[Written instruction] Scan the entries below and report only how many lines contain "other".

[Records to use]
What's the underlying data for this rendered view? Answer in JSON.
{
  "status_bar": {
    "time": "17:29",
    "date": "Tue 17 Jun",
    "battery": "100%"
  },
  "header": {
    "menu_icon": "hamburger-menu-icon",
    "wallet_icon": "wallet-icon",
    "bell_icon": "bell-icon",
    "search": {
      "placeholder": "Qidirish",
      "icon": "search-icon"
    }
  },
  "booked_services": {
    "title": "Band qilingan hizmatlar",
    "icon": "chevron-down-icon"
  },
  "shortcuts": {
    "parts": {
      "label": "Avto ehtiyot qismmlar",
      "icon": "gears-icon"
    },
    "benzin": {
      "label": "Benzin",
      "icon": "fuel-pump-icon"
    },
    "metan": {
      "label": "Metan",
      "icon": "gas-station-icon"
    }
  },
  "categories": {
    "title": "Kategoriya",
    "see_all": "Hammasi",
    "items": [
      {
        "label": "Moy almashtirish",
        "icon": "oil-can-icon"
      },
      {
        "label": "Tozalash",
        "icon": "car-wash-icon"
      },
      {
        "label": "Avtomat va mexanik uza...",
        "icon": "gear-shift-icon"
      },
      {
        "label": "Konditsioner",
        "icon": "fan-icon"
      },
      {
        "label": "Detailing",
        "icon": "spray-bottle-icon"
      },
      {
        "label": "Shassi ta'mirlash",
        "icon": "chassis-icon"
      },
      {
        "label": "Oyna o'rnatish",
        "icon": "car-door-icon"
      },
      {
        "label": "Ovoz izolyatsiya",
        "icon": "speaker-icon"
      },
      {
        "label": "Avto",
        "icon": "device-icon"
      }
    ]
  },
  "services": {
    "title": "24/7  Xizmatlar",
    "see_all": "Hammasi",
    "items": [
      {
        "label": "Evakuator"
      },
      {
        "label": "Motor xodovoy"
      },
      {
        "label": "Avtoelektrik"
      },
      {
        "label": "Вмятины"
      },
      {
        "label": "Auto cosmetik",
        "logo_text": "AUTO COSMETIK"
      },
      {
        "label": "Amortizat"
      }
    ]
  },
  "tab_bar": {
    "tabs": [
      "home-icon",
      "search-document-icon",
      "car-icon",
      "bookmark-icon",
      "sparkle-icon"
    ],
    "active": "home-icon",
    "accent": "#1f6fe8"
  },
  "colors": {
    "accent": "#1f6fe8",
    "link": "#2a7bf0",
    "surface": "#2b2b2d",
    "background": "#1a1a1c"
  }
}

---

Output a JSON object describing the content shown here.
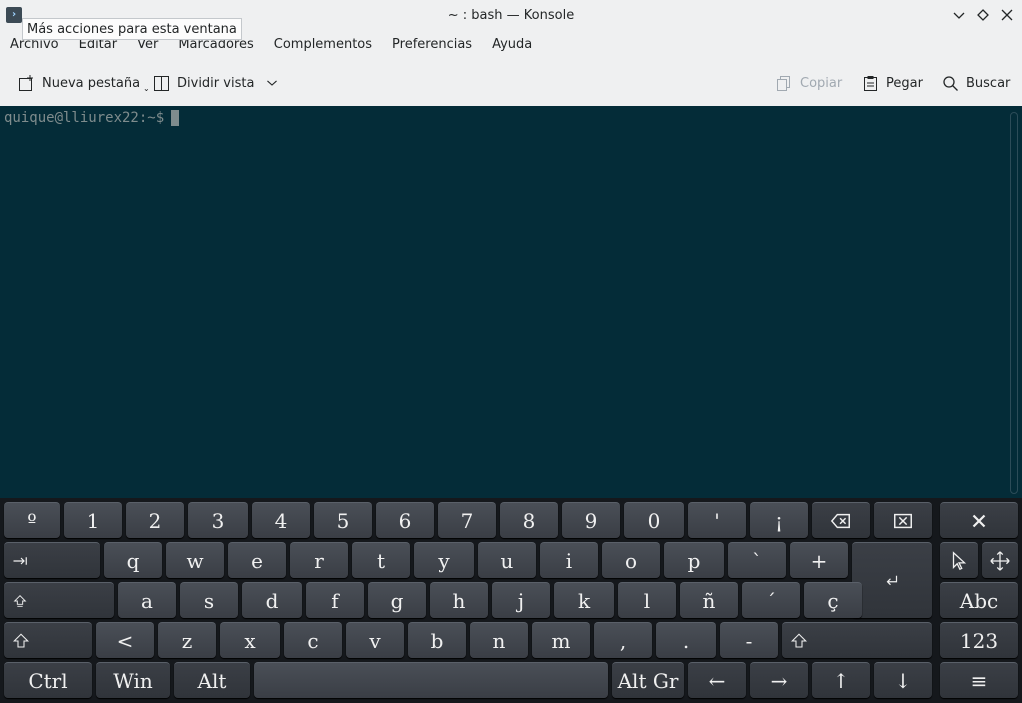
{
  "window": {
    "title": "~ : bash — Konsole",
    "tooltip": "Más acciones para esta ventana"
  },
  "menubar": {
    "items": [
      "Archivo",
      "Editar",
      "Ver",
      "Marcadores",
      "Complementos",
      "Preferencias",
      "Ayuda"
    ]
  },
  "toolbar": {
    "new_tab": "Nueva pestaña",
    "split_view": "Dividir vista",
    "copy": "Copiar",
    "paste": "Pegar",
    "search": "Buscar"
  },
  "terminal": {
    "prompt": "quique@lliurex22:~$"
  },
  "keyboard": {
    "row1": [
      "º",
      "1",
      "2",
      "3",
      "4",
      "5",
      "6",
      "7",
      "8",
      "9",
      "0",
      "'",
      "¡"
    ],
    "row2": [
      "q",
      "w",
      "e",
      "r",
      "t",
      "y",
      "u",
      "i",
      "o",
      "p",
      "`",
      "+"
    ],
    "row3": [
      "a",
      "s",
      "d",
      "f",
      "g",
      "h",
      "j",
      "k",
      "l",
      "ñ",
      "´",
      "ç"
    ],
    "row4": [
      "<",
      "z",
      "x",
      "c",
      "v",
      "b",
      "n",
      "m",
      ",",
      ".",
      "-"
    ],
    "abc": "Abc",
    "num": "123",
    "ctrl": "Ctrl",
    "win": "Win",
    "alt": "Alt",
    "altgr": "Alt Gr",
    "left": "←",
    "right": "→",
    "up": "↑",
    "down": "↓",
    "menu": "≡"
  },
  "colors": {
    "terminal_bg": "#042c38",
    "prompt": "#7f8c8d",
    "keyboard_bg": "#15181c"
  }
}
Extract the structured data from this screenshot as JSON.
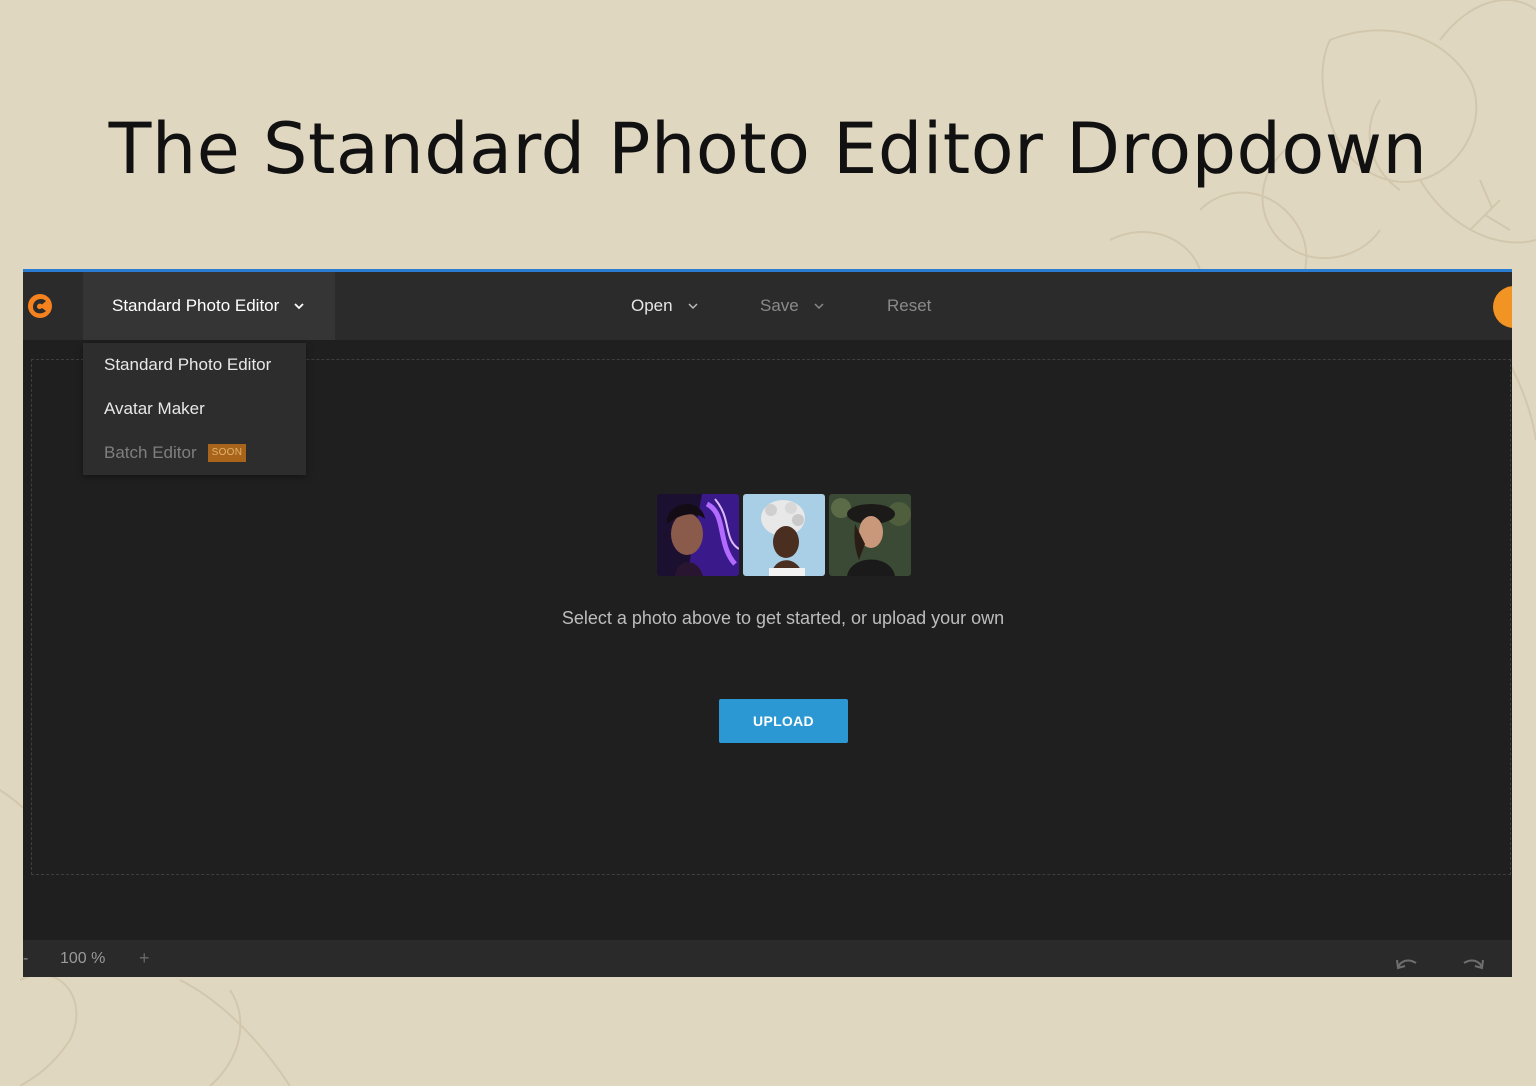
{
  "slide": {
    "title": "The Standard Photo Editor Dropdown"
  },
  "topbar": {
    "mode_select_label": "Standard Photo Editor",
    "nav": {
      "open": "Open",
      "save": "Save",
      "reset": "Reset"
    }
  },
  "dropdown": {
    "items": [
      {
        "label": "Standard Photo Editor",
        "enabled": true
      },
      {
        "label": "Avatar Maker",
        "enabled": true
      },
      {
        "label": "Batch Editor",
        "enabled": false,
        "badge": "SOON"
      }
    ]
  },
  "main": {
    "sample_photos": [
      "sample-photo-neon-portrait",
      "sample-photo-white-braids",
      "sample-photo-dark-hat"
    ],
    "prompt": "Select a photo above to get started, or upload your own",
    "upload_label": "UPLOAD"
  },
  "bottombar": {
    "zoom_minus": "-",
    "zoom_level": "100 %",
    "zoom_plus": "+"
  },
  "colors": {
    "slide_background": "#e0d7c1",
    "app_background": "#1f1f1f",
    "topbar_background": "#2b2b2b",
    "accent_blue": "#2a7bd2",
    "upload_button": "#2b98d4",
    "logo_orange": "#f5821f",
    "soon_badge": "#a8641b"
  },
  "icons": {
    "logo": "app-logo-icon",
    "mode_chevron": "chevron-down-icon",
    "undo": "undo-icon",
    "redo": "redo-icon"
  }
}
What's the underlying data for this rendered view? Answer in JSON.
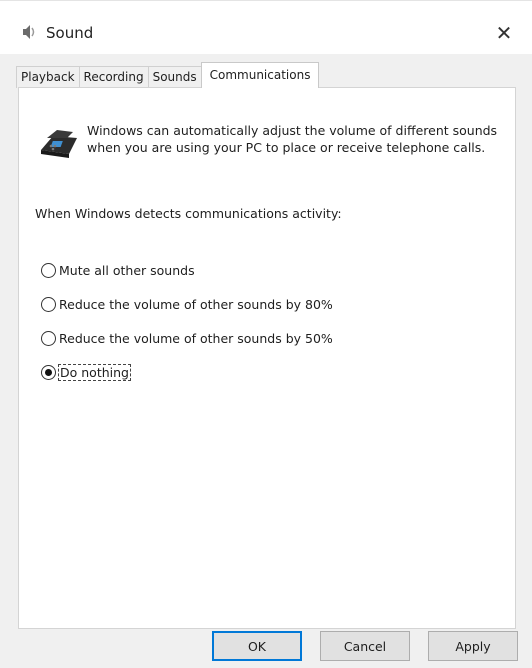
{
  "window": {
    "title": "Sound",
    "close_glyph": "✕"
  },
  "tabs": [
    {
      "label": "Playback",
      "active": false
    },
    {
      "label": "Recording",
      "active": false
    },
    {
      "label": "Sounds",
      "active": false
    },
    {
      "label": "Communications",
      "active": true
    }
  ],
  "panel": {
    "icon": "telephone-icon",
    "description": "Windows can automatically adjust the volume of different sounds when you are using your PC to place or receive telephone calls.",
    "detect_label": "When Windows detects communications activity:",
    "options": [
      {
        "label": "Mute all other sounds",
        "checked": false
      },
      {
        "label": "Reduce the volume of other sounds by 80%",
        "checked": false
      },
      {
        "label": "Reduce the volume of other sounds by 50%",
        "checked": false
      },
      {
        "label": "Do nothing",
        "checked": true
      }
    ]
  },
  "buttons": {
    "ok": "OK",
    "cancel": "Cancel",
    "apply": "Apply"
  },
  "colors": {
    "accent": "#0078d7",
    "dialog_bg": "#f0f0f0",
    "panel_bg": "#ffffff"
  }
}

[Response] 3